Information shown:
########

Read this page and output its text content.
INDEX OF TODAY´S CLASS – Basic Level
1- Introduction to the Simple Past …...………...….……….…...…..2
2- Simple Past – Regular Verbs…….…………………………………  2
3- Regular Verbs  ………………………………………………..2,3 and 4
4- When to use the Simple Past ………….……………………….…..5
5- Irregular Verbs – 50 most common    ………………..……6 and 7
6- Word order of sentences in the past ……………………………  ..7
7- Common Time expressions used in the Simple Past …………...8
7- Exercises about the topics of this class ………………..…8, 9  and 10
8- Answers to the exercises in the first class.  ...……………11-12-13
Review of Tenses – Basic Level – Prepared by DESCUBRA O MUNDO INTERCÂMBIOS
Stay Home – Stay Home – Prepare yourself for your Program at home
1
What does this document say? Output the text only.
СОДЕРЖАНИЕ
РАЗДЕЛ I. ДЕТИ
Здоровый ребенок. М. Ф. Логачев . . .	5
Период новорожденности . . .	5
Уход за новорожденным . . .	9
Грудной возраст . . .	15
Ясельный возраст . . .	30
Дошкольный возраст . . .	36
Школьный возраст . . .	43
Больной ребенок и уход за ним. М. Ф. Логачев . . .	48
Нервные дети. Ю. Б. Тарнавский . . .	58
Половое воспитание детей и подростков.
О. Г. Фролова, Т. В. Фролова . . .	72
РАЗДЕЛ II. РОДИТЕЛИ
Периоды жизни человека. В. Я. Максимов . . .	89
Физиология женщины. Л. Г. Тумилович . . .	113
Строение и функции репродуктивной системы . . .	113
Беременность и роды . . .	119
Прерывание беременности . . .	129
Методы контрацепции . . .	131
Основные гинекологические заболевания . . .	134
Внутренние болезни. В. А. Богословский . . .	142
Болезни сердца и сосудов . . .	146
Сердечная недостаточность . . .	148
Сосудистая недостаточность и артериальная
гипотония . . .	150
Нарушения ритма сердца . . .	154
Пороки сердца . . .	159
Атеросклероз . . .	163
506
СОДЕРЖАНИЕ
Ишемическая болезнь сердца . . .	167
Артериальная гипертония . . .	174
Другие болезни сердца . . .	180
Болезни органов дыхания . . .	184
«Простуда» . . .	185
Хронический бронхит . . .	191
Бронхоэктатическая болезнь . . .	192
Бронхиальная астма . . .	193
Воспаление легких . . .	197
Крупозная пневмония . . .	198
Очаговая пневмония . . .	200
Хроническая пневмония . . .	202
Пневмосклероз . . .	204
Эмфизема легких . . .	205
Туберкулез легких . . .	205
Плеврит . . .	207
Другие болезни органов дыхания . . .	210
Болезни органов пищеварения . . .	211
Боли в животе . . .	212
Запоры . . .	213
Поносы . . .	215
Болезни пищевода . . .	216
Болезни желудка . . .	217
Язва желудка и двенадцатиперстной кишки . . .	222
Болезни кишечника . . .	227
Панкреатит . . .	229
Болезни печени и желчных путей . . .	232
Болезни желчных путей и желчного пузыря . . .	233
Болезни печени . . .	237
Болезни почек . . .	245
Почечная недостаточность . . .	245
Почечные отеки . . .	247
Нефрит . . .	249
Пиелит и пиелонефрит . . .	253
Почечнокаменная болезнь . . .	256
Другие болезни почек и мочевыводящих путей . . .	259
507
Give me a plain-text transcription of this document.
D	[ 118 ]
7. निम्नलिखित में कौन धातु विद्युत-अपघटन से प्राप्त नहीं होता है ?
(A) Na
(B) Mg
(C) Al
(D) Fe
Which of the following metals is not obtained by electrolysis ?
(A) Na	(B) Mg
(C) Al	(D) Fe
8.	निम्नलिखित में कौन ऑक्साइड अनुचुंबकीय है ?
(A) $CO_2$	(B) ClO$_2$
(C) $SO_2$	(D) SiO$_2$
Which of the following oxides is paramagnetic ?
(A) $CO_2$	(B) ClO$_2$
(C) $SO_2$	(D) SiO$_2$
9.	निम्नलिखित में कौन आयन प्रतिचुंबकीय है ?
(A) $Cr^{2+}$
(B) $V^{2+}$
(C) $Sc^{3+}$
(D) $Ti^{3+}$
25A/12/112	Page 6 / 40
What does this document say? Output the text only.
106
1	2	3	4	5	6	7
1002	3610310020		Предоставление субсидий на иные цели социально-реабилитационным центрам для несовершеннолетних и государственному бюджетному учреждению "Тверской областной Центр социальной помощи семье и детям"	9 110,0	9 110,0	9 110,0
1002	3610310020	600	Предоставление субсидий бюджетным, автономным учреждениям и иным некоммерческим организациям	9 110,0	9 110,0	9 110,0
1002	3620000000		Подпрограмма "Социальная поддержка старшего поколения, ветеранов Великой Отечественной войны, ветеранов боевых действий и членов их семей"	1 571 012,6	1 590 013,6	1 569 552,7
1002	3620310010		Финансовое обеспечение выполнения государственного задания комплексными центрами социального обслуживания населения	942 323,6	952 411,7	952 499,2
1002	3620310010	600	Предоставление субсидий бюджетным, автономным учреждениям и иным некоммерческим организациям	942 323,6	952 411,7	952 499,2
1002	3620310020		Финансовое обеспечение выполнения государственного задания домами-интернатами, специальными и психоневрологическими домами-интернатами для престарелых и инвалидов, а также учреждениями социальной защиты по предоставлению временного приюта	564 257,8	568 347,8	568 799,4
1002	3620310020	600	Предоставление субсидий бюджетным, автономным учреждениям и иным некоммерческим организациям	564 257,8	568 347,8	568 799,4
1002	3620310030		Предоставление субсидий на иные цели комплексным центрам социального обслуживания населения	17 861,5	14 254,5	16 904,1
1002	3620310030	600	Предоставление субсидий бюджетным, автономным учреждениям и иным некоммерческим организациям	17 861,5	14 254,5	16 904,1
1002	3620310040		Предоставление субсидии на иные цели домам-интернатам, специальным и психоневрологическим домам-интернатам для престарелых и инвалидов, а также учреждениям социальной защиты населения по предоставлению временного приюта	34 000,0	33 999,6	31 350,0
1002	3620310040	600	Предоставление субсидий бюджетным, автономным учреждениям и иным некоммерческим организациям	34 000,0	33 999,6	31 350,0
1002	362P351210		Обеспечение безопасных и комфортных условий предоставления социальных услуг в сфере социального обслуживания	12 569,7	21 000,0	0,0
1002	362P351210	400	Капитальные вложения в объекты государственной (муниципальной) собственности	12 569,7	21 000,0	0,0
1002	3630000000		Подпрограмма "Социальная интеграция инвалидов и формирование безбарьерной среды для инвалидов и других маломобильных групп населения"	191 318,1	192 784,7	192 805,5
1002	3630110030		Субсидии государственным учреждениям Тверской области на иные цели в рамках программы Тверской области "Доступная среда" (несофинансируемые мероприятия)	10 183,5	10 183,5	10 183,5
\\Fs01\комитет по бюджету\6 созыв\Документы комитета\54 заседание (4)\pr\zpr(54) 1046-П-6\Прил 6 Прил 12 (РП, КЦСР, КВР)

########

Goal: From the records above, extract every entry verbatim.

Answer to the task:
Read this page and output its text content.
INDEX OF TODAY´S CLASS – Basic Level
1- Introduction to the Simple Past …...………...….……….…...…..2
2- Simple Past – Regular Verbs…….…………………………………  2
3- Regular Verbs  ………………………………………………..2,3 and 4
4- When to use the Simple Past ………….……………………….…..5
5- Irregular Verbs – 50 most common    ………………..……6 and 7
6- Word order of sentences in the past ……………………………  ..7
7- Common Time expressions used in the Simple Past …………...8
7- Exercises about the topics of this class ………………..…8, 9  and 10
8- Answers to the exercises in the first class.  ...……………11-12-13
Review of Tenses – Basic Level – Prepared by DESCUBRA O MUNDO INTERCÂMBIOS
Stay Home – Stay Home – Prepare yourself for your Program at home
1
What does this document say? Output the text only.
СОДЕРЖАНИЕ
РАЗДЕЛ I. ДЕТИ
Здоровый ребенок. М. Ф. Логачев . . .	5
Период новорожденности . . .	5
Уход за новорожденным . . .	9
Грудной возраст . . .	15
Ясельный возраст . . .	30
Дошкольный возраст . . .	36
Школьный возраст . . .	43
Больной ребенок и уход за ним. М. Ф. Логачев . . .	48
Нервные дети. Ю. Б. Тарнавский . . .	58
Половое воспитание детей и подростков.
О. Г. Фролова, Т. В. Фролова . . .	72
РАЗДЕЛ II. РОДИТЕЛИ
Периоды жизни человека. В. Я. Максимов . . .	89
Физиология женщины. Л. Г. Тумилович . . .	113
Строение и функции репродуктивной системы . . .	113
Беременность и роды . . .	119
Прерывание беременности . . .	129
Методы контрацепции . . .	131
Основные гинекологические заболевания . . .	134
Внутренние болезни. В. А. Богословский . . .	142
Болезни сердца и сосудов . . .	146
Сердечная недостаточность . . .	148
Сосудистая недостаточность и артериальная
гипотония . . .	150
Нарушения ритма сердца . . .	154
Пороки сердца . . .	159
Атеросклероз . . .	163
506
СОДЕРЖАНИЕ
Ишемическая болезнь сердца . . .	167
Артериальная гипертония . . .	174
Другие болезни сердца . . .	180
Болезни органов дыхания . . .	184
«Простуда» . . .	185
Хронический бронхит . . .	191
Бронхоэктатическая болезнь . . .	192
Бронхиальная астма . . .	193
Воспаление легких . . .	197
Крупозная пневмония . . .	198
Очаговая пневмония . . .	200
Хроническая пневмония . . .	202
Пневмосклероз . . .	204
Эмфизема легких . . .	205
Туберкулез легких . . .	205
Плеврит . . .	207
Другие болезни органов дыхания . . .	210
Болезни органов пищеварения . . .	211
Боли в животе . . .	212
Запоры . . .	213
Поносы . . .	215
Болезни пищевода . . .	216
Болезни желудка . . .	217
Язва желудка и двенадцатиперстной кишки . . .	222
Болезни кишечника . . .	227
Панкреатит . . .	229
Болезни печени и желчных путей . . .	232
Болезни желчных путей и желчного пузыря . . .	233
Болезни печени . . .	237
Болезни почек . . .	245
Почечная недостаточность . . .	245
Почечные отеки . . .	247
Нефрит . . .	249
Пиелит и пиелонефрит . . .	253
Почечнокаменная болезнь . . .	256
Другие болезни почек и мочевыводящих путей . . .	259
507
Give me a plain-text transcription of this document.
D	[ 118 ]
7. निम्नलिखित में कौन धातु विद्युत-अपघटन से प्राप्त नहीं होता है ?
(A) Na
(B) Mg
(C) Al
(D) Fe
Which of the following metals is not obtained by electrolysis ?
(A) Na	(B) Mg
(C) Al	(D) Fe
8.	निम्नलिखित में कौन ऑक्साइड अनुचुंबकीय है ?
(A) $CO_2$	(B) ClO$_2$
(C) $SO_2$	(D) SiO$_2$
Which of the following oxides is paramagnetic ?
(A) $CO_2$	(B) ClO$_2$
(C) $SO_2$	(D) SiO$_2$
9.	निम्नलिखित में कौन आयन प्रतिचुंबकीय है ?
(A) $Cr^{2+}$
(B) $V^{2+}$
(C) $Sc^{3+}$
(D) $Ti^{3+}$
25A/12/112	Page 6 / 40
What does this document say? Output the text only.
106
1	2	3	4	5	6	7
1002	3610310020		Предоставление субсидий на иные цели социально-реабилитационным центрам для несовершеннолетних и государственному бюджетному учреждению "Тверской областной Центр социальной помощи семье и детям"	9 110,0	9 110,0	9 110,0
1002	3610310020	600	Предоставление субсидий бюджетным, автономным учреждениям и иным некоммерческим организациям	9 110,0	9 110,0	9 110,0
1002	3620000000		Подпрограмма "Социальная поддержка старшего поколения, ветеранов Великой Отечественной войны, ветеранов боевых действий и членов их семей"	1 571 012,6	1 590 013,6	1 569 552,7
1002	3620310010		Финансовое обеспечение выполнения государственного задания комплексными центрами социального обслуживания населения	942 323,6	952 411,7	952 499,2
1002	3620310010	600	Предоставление субсидий бюджетным, автономным учреждениям и иным некоммерческим организациям	942 323,6	952 411,7	952 499,2
1002	3620310020		Финансовое обеспечение выполнения государственного задания домами-интернатами, специальными и психоневрологическими домами-интернатами для престарелых и инвалидов, а также учреждениями социальной защиты по предоставлению временного приюта	564 257,8	568 347,8	568 799,4
1002	3620310020	600	Предоставление субсидий бюджетным, автономным учреждениям и иным некоммерческим организациям	564 257,8	568 347,8	568 799,4
1002	3620310030		Предоставление субсидий на иные цели комплексным центрам социального обслуживания населения	17 861,5	14 254,5	16 904,1
1002	3620310030	600	Предоставление субсидий бюджетным, автономным учреждениям и иным некоммерческим организациям	17 861,5	14 254,5	16 904,1
1002	3620310040		Предоставление субсидии на иные цели домам-интернатам, специальным и психоневрологическим домам-интернатам для престарелых и инвалидов, а также учреждениям социальной защиты населения по предоставлению временного приюта	34 000,0	33 999,6	31 350,0
1002	3620310040	600	Предоставление субсидий бюджетным, автономным учреждениям и иным некоммерческим организациям	34 000,0	33 999,6	31 350,0
1002	362P351210		Обеспечение безопасных и комфортных условий предоставления социальных услуг в сфере социального обслуживания	12 569,7	21 000,0	0,0
1002	362P351210	400	Капитальные вложения в объекты государственной (муниципальной) собственности	12 569,7	21 000,0	0,0
1002	3630000000		Подпрограмма "Социальная интеграция инвалидов и формирование безбарьерной среды для инвалидов и других маломобильных групп населения"	191 318,1	192 784,7	192 805,5
1002	3630110030		Субсидии государственным учреждениям Тверской области на иные цели в рамках программы Тверской области "Доступная среда" (несофинансируемые мероприятия)	10 183,5	10 183,5	10 183,5
\\Fs01\комитет по бюджету\6 созыв\Документы комитета\54 заседание (4)\pr\zpr(54) 1046-П-6\Прил 6 Прил 12 (РП, КЦСР, КВР)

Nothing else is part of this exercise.